▶ Prompt
From the listing below, select every line where the word "Kenya" appears.

▶ Dataset extract
— BEGIN —

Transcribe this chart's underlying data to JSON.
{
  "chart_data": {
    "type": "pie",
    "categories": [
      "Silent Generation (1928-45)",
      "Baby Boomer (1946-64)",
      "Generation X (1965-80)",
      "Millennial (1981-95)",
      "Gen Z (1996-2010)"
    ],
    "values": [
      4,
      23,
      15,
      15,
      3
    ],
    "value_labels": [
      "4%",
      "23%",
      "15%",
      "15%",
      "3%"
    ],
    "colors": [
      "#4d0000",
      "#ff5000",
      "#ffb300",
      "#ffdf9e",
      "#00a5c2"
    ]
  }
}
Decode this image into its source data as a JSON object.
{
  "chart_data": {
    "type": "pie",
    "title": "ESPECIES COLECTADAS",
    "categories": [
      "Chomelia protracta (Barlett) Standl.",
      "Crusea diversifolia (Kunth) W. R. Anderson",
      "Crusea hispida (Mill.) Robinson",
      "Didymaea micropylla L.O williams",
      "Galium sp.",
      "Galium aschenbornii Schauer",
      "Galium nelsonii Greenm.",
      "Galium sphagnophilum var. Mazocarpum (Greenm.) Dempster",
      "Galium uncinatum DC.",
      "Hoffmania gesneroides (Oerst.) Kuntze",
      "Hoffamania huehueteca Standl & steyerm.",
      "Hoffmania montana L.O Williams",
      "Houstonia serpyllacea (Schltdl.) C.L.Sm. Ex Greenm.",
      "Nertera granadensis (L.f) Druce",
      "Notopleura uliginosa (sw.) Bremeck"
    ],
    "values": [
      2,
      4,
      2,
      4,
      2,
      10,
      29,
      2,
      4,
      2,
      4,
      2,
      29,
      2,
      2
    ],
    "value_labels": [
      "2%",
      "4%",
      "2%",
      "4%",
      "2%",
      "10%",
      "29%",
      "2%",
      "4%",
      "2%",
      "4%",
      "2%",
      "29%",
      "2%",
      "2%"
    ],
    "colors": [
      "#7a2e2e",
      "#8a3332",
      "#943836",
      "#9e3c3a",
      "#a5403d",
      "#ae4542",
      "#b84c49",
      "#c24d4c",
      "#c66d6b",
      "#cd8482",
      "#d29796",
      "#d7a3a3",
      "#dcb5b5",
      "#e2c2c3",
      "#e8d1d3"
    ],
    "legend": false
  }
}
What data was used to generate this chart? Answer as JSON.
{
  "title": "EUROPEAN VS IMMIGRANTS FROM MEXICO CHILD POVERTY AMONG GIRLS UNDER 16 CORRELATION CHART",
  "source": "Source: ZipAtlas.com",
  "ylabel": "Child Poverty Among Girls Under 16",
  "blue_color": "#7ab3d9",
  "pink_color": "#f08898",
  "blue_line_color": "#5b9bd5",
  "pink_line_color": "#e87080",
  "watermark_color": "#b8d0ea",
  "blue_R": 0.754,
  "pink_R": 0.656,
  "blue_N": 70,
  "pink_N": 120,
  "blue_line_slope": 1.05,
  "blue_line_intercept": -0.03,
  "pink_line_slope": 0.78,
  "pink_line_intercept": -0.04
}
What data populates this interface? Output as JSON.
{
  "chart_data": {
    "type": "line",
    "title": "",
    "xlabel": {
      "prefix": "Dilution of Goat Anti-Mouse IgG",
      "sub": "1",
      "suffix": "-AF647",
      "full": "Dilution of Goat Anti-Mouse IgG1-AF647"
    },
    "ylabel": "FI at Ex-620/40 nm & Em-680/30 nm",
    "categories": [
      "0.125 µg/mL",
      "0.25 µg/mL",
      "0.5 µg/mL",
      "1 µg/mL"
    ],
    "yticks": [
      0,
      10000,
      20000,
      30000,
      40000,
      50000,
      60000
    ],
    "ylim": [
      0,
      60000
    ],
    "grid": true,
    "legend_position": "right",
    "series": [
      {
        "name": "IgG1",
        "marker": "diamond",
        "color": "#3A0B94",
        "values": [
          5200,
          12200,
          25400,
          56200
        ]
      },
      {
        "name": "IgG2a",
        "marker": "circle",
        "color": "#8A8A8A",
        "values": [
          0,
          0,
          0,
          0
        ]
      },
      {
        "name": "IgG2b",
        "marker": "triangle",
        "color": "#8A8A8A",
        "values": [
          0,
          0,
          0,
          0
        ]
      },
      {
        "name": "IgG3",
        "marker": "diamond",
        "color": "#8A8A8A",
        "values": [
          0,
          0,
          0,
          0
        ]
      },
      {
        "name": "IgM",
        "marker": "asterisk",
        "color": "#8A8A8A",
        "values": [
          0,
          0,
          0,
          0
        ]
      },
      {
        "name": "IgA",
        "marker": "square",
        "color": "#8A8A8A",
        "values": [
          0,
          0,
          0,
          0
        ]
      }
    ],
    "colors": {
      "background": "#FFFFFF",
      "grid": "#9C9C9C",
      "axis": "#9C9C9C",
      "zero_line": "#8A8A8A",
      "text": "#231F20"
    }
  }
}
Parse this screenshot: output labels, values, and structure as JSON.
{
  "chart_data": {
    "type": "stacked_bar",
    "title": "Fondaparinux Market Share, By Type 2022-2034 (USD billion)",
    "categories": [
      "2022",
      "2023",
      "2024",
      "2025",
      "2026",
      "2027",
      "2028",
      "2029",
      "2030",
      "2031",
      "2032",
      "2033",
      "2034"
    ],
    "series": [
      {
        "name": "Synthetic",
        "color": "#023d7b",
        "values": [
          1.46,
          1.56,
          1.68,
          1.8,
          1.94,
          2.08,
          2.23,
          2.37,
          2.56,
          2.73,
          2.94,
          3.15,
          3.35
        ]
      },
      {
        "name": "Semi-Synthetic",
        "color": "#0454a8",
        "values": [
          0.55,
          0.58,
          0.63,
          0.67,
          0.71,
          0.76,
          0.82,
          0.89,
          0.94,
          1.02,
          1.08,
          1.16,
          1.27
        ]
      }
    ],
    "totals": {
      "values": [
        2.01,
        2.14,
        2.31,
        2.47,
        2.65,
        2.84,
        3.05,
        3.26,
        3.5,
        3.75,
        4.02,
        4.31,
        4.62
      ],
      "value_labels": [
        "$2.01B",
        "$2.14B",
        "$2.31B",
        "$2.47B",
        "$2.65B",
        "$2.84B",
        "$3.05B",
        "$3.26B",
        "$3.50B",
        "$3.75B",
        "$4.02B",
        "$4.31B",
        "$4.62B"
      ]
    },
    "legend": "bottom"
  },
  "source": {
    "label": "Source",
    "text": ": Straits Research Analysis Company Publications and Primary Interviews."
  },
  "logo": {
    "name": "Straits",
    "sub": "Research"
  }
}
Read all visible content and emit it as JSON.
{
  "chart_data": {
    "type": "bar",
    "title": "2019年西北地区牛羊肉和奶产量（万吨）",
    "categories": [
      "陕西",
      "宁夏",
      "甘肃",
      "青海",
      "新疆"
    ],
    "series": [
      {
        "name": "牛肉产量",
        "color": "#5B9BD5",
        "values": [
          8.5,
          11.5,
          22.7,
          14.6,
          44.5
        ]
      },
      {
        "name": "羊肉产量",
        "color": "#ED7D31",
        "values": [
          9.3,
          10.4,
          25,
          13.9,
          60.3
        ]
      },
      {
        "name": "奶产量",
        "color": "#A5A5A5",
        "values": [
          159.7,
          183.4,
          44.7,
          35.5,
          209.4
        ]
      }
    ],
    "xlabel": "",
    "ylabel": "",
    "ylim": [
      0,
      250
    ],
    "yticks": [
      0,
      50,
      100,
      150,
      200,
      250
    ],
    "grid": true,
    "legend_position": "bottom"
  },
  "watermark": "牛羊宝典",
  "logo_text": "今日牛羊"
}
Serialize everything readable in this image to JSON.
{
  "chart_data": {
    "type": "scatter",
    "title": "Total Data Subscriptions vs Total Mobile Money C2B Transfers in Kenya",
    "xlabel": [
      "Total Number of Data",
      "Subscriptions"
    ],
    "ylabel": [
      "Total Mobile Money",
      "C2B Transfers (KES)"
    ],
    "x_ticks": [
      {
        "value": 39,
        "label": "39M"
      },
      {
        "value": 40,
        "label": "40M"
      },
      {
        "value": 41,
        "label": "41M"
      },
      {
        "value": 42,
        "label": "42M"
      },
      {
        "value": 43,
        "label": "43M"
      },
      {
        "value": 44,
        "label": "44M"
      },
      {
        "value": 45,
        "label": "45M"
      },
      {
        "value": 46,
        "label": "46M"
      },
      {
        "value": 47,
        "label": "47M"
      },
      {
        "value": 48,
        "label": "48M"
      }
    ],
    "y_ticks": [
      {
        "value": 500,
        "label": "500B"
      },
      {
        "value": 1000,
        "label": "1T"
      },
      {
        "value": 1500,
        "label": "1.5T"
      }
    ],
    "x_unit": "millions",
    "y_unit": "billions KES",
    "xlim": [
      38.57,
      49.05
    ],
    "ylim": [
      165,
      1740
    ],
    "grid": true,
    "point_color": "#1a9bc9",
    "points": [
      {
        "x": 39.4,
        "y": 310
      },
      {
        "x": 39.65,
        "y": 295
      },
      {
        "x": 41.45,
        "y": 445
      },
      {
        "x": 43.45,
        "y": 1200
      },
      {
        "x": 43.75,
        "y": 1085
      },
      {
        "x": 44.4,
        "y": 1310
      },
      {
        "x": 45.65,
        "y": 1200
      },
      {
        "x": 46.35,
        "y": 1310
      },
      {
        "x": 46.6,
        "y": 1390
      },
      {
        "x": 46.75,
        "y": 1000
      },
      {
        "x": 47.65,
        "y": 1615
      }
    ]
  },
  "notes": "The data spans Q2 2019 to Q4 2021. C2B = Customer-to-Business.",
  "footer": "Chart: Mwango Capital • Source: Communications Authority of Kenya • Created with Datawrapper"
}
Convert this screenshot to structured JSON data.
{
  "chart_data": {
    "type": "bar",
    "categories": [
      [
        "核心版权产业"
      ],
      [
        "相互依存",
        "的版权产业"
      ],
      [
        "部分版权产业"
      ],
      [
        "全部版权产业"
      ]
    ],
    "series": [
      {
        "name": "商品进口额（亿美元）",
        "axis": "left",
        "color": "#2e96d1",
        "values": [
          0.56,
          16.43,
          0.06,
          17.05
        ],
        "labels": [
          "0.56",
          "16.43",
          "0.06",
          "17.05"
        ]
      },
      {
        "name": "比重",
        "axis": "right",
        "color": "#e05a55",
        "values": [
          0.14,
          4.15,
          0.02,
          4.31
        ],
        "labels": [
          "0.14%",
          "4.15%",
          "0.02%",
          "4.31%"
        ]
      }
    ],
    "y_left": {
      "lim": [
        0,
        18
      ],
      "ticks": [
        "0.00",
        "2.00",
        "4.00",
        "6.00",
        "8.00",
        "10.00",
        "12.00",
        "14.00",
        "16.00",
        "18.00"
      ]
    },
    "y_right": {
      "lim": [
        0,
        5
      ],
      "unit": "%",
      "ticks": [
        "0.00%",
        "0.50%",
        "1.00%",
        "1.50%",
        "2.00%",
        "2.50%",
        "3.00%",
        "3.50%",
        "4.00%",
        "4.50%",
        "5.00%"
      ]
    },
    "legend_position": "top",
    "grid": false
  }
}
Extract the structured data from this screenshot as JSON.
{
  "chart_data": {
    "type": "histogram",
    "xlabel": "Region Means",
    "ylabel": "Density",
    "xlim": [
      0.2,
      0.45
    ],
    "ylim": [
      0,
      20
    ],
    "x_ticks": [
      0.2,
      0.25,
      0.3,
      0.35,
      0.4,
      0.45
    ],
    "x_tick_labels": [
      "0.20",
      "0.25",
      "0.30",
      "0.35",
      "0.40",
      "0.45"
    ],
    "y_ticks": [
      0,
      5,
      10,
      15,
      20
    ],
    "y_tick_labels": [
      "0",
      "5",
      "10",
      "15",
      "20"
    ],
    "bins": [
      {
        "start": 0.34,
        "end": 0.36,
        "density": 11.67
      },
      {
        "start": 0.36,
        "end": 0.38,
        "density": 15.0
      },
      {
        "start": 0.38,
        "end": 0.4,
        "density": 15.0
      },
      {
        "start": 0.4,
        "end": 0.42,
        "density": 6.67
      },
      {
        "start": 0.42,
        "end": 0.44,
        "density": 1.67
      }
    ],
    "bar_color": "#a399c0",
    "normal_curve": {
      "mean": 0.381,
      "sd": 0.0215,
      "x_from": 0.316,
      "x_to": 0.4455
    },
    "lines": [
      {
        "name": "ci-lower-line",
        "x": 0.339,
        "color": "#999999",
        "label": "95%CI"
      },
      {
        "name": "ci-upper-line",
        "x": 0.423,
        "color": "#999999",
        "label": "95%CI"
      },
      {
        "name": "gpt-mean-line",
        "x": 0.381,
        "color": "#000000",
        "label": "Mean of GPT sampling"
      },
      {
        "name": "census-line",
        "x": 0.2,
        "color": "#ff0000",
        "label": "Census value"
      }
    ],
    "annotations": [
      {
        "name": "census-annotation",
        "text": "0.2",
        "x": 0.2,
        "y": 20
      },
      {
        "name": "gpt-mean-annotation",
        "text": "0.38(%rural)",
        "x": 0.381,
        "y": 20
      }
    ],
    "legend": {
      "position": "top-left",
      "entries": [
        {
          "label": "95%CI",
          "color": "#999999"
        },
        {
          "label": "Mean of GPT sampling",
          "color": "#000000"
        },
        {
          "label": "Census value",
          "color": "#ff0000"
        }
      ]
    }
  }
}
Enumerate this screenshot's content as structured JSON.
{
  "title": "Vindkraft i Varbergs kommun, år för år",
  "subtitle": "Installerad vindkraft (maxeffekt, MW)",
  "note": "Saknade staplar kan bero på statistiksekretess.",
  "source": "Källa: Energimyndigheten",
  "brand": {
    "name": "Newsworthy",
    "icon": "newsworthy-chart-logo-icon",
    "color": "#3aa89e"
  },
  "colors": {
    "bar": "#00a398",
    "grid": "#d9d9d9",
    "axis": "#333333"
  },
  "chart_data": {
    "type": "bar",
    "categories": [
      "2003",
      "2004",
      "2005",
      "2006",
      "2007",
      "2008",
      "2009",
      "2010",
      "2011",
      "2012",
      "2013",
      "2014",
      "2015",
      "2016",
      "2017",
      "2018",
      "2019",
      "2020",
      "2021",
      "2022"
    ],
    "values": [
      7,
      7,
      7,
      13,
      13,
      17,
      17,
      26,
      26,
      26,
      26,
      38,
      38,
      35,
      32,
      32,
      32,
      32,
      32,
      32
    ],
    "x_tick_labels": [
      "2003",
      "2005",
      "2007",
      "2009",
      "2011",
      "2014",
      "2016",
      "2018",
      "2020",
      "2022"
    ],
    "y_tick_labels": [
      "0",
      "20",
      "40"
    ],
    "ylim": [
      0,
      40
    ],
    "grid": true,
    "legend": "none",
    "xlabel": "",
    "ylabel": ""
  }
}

— END —

▶ Response to this task
    "title": "Total Data Subscriptions vs Total Mobile Money C2B Transfers in Kenya",
  "footer": "Chart: Mwango Capital • Source: Communications Authority of Kenya • Created with Datawrapper"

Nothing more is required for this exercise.